## Work to complete
**1)** In the Channel Tunnel article, which company is supplying Evolyn's new fleet?
**2)** Carry on the Channel Tunnel article from its last sentence.

## Page
----------------------------------------

AS the 30th anniversary of the opening of the Channel Tunnel on May 6 approaches, interest in challenging the monopoly that Eurostar has enjoyed since 1994 in the cross-Channel high-speed market has never been higher. “We are very busy,” says Mr Jean-Pierre Ramirez, who as rail network director is responsible for all matters relating to providing operators with access to the infrastructure that Eurotunnel manages, the fixed rail link between Britain and France.

“Operators were few and far between in the past and now they are all coming at the same time, so we have as many now as we had at any stage in the past 15 years,” he says. According to Ramirez, “the market potential is quite obvious. You can see that demand is under-satisfied at the moment, there isn’t enough fleet capacity and the trains are full.”

Commercial confidentiality prevents Ramirez from naming names, but last year two new start-ups announced their intention to enter the cross-Channel market. Evolyn intends to operate between London and Paris with a new fleet supplied by Alstom, while Heurotrain plans to compete with the airlines and Eurostar on the London - Amsterdam route, applying to Dutch rail regulator ACM to introduce 15 trains a day from December 2027.

Among Europe’s incumbent operators, Renfe of Spain, Swiss Federal Railways (SBB) and Trenitalia have all indicated their interest in operating to London. German Rail (DB) worked with Eurotunnel on developing a London - Frankfurt service which, while never coming to fruition, laid some of the groundwork for making it easier and faster to introduce new high-speed services through the Channel Tunnel.

----------------------------------------

## Given records
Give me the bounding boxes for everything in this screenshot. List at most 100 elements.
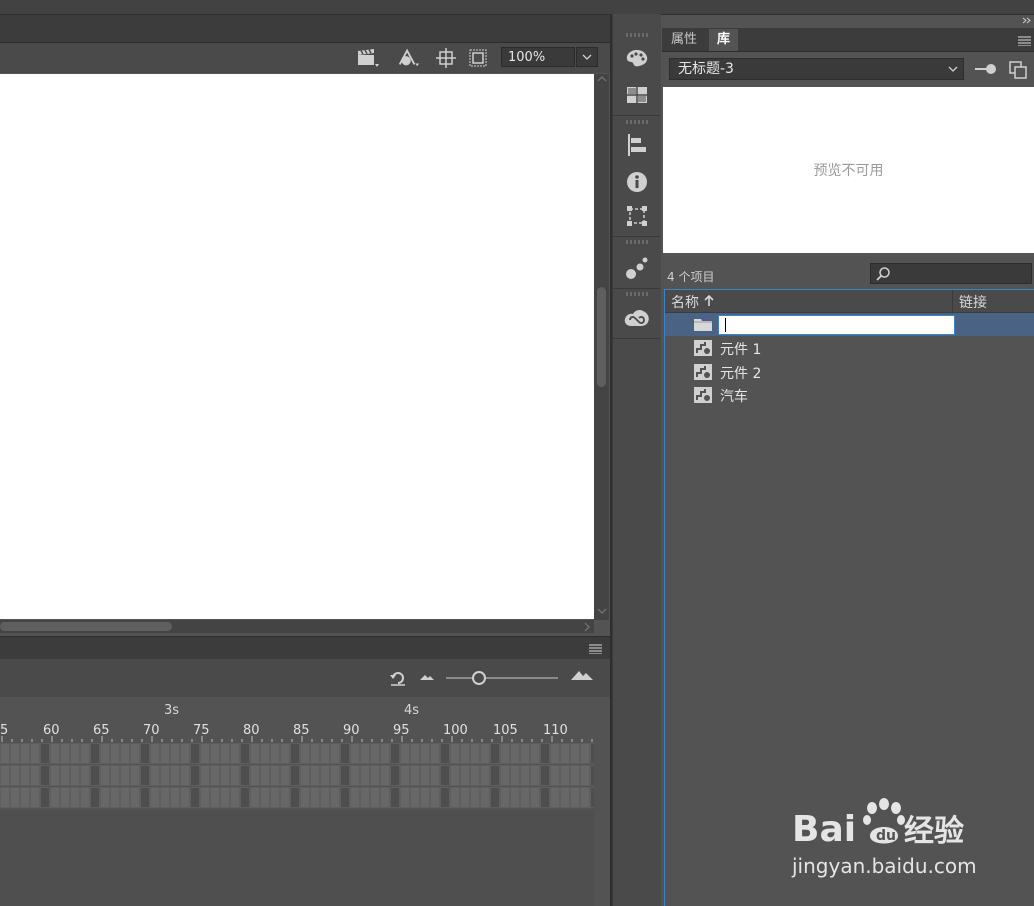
- frame-cell: [221, 766, 229, 785]
- components-icon[interactable]: [622, 253, 652, 283]
- panel-menu-icon[interactable]: [1018, 36, 1031, 46]
- frame-cell: [421, 788, 429, 807]
- frame-cell: [1, 766, 9, 785]
- frame-cell: [71, 788, 79, 807]
- creative-cloud-libraries-icon[interactable]: [622, 303, 652, 333]
- new-library-panel-icon[interactable]: [1009, 61, 1027, 79]
- dock-grip[interactable]: [626, 240, 648, 244]
- expand-right-icon[interactable]: [1022, 17, 1032, 24]
- edit-scene-icon[interactable]: [356, 46, 380, 70]
- scroll-up-icon[interactable]: [597, 76, 607, 82]
- library-item-row[interactable]: 元件 2: [665, 361, 1034, 384]
- frame-cell: [261, 766, 269, 785]
- dock-grip[interactable]: [626, 33, 648, 37]
- horizontal-scroll-thumb[interactable]: [0, 622, 172, 631]
- frame-cell: [171, 766, 179, 785]
- dock-grip[interactable]: [626, 292, 648, 296]
- frame-cell: [531, 744, 539, 763]
- vertical-scroll-thumb[interactable]: [597, 287, 606, 387]
- rename-folder-input[interactable]: [718, 315, 955, 335]
- frame-cell: [561, 744, 569, 763]
- baidu-watermark-url: jingyan.baidu.com: [792, 854, 977, 878]
- frame-cell: [281, 766, 289, 785]
- frame-size-slider-knob[interactable]: [472, 671, 486, 685]
- frame-cell: [361, 744, 369, 763]
- frame-grid[interactable]: [0, 742, 599, 810]
- frame-cell: [461, 766, 469, 785]
- frame-cell: [211, 744, 219, 763]
- column-divider[interactable]: [952, 290, 953, 312]
- zoom-dropdown[interactable]: [576, 47, 598, 67]
- frame-cell: [141, 744, 149, 763]
- frame-cell: [321, 744, 329, 763]
- frame-cell: [291, 766, 299, 785]
- transform-icon[interactable]: [622, 201, 652, 231]
- frame-cell: [511, 766, 519, 785]
- dock-separator: [612, 338, 660, 339]
- stage-canvas[interactable]: [0, 74, 594, 619]
- frame-cell: [541, 788, 549, 807]
- edit-symbol-icon[interactable]: [396, 46, 420, 70]
- library-document-select[interactable]: 无标题-3: [669, 58, 964, 80]
- tab-properties[interactable]: 属性: [663, 29, 705, 51]
- large-frames-icon[interactable]: [570, 669, 594, 681]
- frame-cell: [61, 788, 69, 807]
- clip-content-icon[interactable]: [466, 46, 490, 70]
- info-icon[interactable]: [622, 167, 652, 197]
- library-search-input[interactable]: [870, 263, 1032, 284]
- swatches-icon[interactable]: [622, 80, 652, 110]
- frame-cell: [391, 766, 399, 785]
- baidu-watermark: Bai du 经验 jingyan.baidu.com: [792, 796, 982, 878]
- frame-cell: [131, 744, 139, 763]
- frame-cell: [531, 766, 539, 785]
- frame-cell: [331, 788, 339, 807]
- frame-cell: [171, 788, 179, 807]
- chevron-down-icon[interactable]: [948, 66, 958, 72]
- frame-cell: [191, 744, 199, 763]
- frame-cell: [121, 766, 129, 785]
- frame-cell: [231, 766, 239, 785]
- frame-cell: [391, 744, 399, 763]
- library-item-row[interactable]: 元件 1: [665, 337, 1034, 360]
- frame-cell: [341, 788, 349, 807]
- frame-cell: [411, 788, 419, 807]
- zoom-input[interactable]: 100%: [501, 47, 575, 67]
- frame-cell: [381, 744, 389, 763]
- loop-icon[interactable]: [389, 669, 407, 687]
- scroll-down-icon[interactable]: [597, 608, 607, 614]
- frame-cell: [561, 766, 569, 785]
- center-stage-icon[interactable]: [434, 46, 458, 70]
- column-name-header[interactable]: 名称: [671, 292, 699, 312]
- frame-cell: [351, 744, 359, 763]
- frame-cell: [301, 744, 309, 763]
- frame-cell: [21, 744, 29, 763]
- pin-library-icon[interactable]: [975, 63, 997, 75]
- frame-cell: [31, 766, 39, 785]
- color-palette-icon[interactable]: [622, 43, 652, 73]
- frame-cell: [371, 766, 379, 785]
- frame-cells[interactable]: [0, 742, 599, 810]
- tab-library[interactable]: 库: [709, 29, 739, 51]
- column-link-header[interactable]: 链接: [959, 292, 987, 312]
- frame-cell: [191, 766, 199, 785]
- dock-grip[interactable]: [626, 120, 648, 124]
- frame-cell: [341, 744, 349, 763]
- preview-unavailable-text: 预览不可用: [813, 163, 884, 179]
- frame-cell: [411, 744, 419, 763]
- scroll-right-icon[interactable]: [584, 622, 590, 632]
- small-frames-icon[interactable]: [419, 673, 435, 681]
- align-icon[interactable]: [622, 130, 652, 160]
- library-item-row[interactable]: 汽车: [665, 384, 1034, 407]
- frame-cell: [21, 766, 29, 785]
- frame-cell: [321, 766, 329, 785]
- frame-cell: [591, 788, 599, 807]
- search-icon: [876, 267, 890, 281]
- frame-cell: [41, 744, 49, 763]
- frame-cell: [211, 766, 219, 785]
- panel-menu-icon[interactable]: [589, 644, 602, 654]
- frame-cell: [151, 788, 159, 807]
- frame-size-slider[interactable]: [446, 677, 558, 679]
- sort-ascending-icon[interactable]: [704, 295, 714, 306]
- frame-cell: [501, 744, 509, 763]
- timeline-ruler[interactable]: 3s 4s 5 60 65 70 75 80 85 90 95 100 105 …: [0, 698, 596, 742]
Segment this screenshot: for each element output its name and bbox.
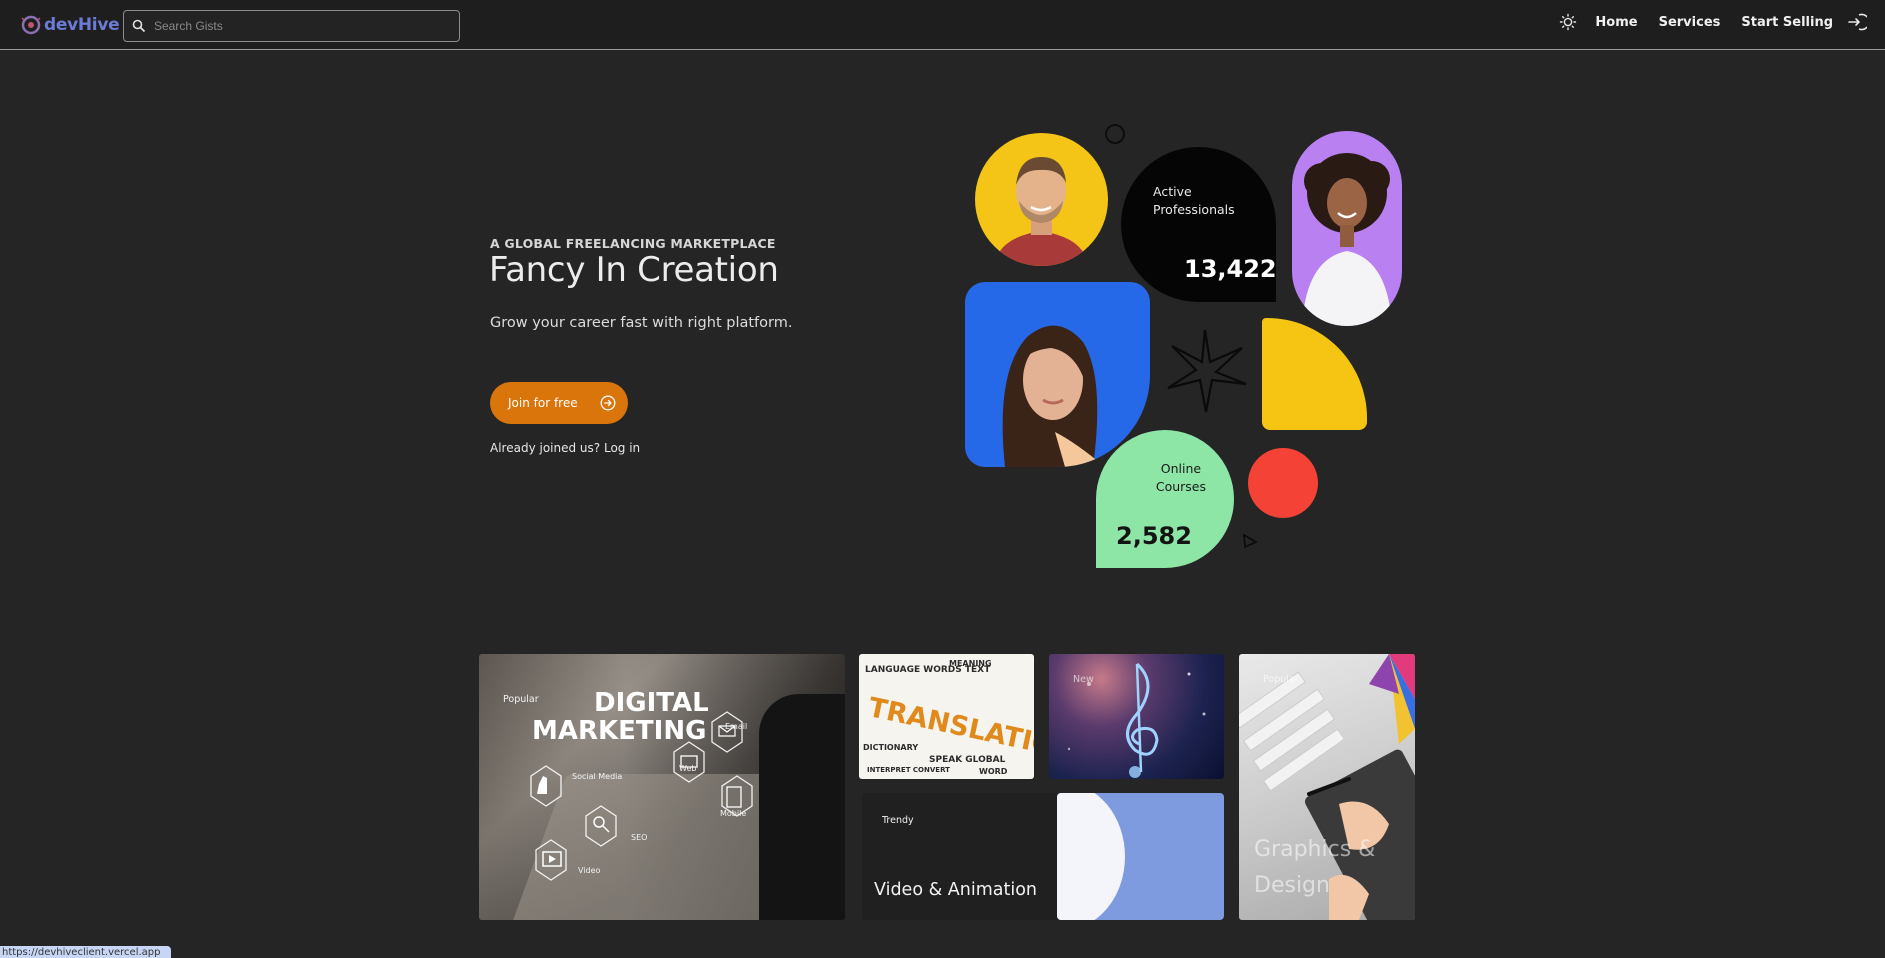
nav-link-start-selling[interactable]: Start Selling — [1741, 15, 1833, 30]
stat-courses-value: 2,582 — [1116, 522, 1192, 550]
logo-text: devHive — [44, 15, 120, 35]
svg-text:INTERPRET CONVERT: INTERPRET CONVERT — [867, 766, 950, 774]
hero-eyebrow: A GLOBAL FREELANCING MARKETPLACE — [490, 236, 776, 251]
status-bar-url: https://devhiveclient.vercel.app — [0, 946, 171, 958]
stat-active-professionals: Active Professionals 13,422 — [1121, 147, 1277, 302]
triangle-outline-icon — [1243, 533, 1258, 549]
stat-active-label: Active Professionals — [1153, 184, 1235, 217]
video-animation-graphic — [1057, 793, 1224, 920]
login-prompt: Already joined us? Log in — [490, 441, 640, 455]
devhive-logo-icon — [21, 15, 41, 35]
hero-subtitle: Grow your career fast with right platfor… — [490, 315, 793, 331]
decorative-yellow-shape — [1262, 318, 1367, 430]
arrow-circle-right-icon — [600, 395, 616, 411]
join-for-free-button[interactable]: Join for free — [490, 382, 628, 424]
svg-text:DICTIONARY: DICTIONARY — [863, 743, 918, 752]
professional-photo-woman-curly — [1292, 131, 1402, 326]
nav-right: Home Services Start Selling — [1559, 12, 1867, 32]
card-title: Video & Animation — [874, 880, 1038, 900]
woman-curly-portrait-icon — [1302, 153, 1392, 326]
category-card-video-animation[interactable]: Trendy Video & Animation — [862, 793, 1224, 920]
hex-label-social-media: Social Media — [572, 772, 623, 781]
man-portrait-icon — [995, 157, 1088, 266]
search-input[interactable] — [154, 19, 459, 33]
card-title: Graphics & Design — [1254, 837, 1376, 898]
hex-label-video: Video — [578, 866, 601, 875]
card-tag: Trendy — [882, 815, 914, 826]
login-link[interactable]: Log in — [604, 441, 640, 455]
decorative-ring — [1105, 124, 1125, 144]
translation-word-cloud: LANGUAGE WORDS TEXT MEANING DICTIONARY S… — [863, 659, 1034, 776]
login-prefix: Already joined us? — [490, 441, 601, 455]
woman-portrait-icon — [1002, 325, 1105, 467]
svg-text:MEANING: MEANING — [949, 659, 992, 668]
nav-link-services[interactable]: Services — [1659, 15, 1721, 30]
hex-label-web: Web — [679, 764, 697, 773]
category-card-translation[interactable]: LANGUAGE WORDS TEXT MEANING DICTIONARY S… — [859, 654, 1034, 779]
professional-photo-woman — [965, 282, 1150, 467]
hexagon-icons — [530, 711, 753, 881]
navbar: devHive Home Services Start Selling — [0, 0, 1885, 50]
category-card-graphics-design[interactable]: Popular Graphics & Design — [1239, 654, 1415, 920]
sun-icon[interactable] — [1559, 13, 1577, 31]
stat-active-value: 13,422 — [1184, 255, 1277, 283]
hex-label-mobile: Mobile — [720, 809, 747, 818]
stat-online-courses: Online Courses 2,582 — [1096, 430, 1234, 568]
card-tag: New — [1073, 674, 1094, 685]
nav-link-home[interactable]: Home — [1595, 15, 1637, 30]
category-card-digital-marketing[interactable]: Popular DIGITAL MARKETING Email Web Soci… — [479, 654, 845, 920]
logo[interactable]: devHive — [20, 14, 120, 36]
svg-text:SPEAK GLOBAL: SPEAK GLOBAL — [929, 755, 1006, 765]
hex-label-email: Email — [725, 722, 748, 731]
decorative-red-circle — [1248, 448, 1318, 518]
search-box[interactable] — [123, 10, 460, 42]
svg-text:WORD: WORD — [979, 767, 1008, 776]
hero-title: Fancy In Creation — [489, 250, 779, 290]
hex-label-seo: SEO — [631, 833, 648, 842]
treble-clef-icon — [1067, 662, 1206, 778]
card-tag: Popular — [1263, 674, 1299, 685]
category-card-music[interactable]: New — [1049, 654, 1224, 779]
login-icon[interactable] — [1847, 12, 1867, 32]
search-icon — [132, 19, 146, 33]
join-button-label: Join for free — [508, 396, 578, 410]
professional-photo-man — [975, 133, 1108, 266]
star-outline-icon — [1167, 329, 1247, 413]
stat-courses-label: Online Courses — [1155, 461, 1206, 494]
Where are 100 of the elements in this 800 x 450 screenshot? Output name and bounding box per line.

----------------------------------------

## Responses to the exercise
**1)** Alstom

**2)**
Last December, Mr Yann Leriche, CEO of Eurotunnel’s parent Getlink, while announcing his intention to double the number of high-speed services operating between London and destinations in mainland Europe over the next 10 years, revealed that Eurotunnel has cut the time to market from to 10 to five years.

“At present there is a cross-Channel market with very large potential, both for existing destinations and new destinations, but with also very large capacity,” Ramirez says.

The Channel Tunnel was designed to carry between 20 and 30 million high-speed rail passengers a year, compared with the 10.7 million passengers that Eurostar carried on Eurotunnel infrastructure in 2023. This was however a 29% increase on the year before, contributing to a 26% year-on-year increase in Eurotunnel railway network revenue, which in 2023 was €369m, compared with €726m from its own shuttle services carrying cars and trucks through the Channel Tunnel.

“What is very much limited at the moment is the capacity of the market in terms of fleet,” Ramirez says. “Eurostar has its fleet of 25 trains, it operates up to 25 return services a day at peak times, 16 to Paris, nine to Brussels and Amsterdam, that’s it.” Making it easier to introduce new rolling stock to operate through the Channel Tunnel is fundamental to both adding new destinations to the Eurostar network and allowing new operators to enter the market, he says, and Eurotunnel has been working on this for some time, also benefitting from industry-wide efforts to simplify technical specifications as well as European legislation.

Perhaps the most important of the four main areas of work that Eurotunnel has undertaken to cut the time to market has been to remove almost all of the national technical rules applying to its own infrastructure, replacing them with the relevant Technical Specifications for Interoperability (TSIs) covering the whole of the European Union (EU).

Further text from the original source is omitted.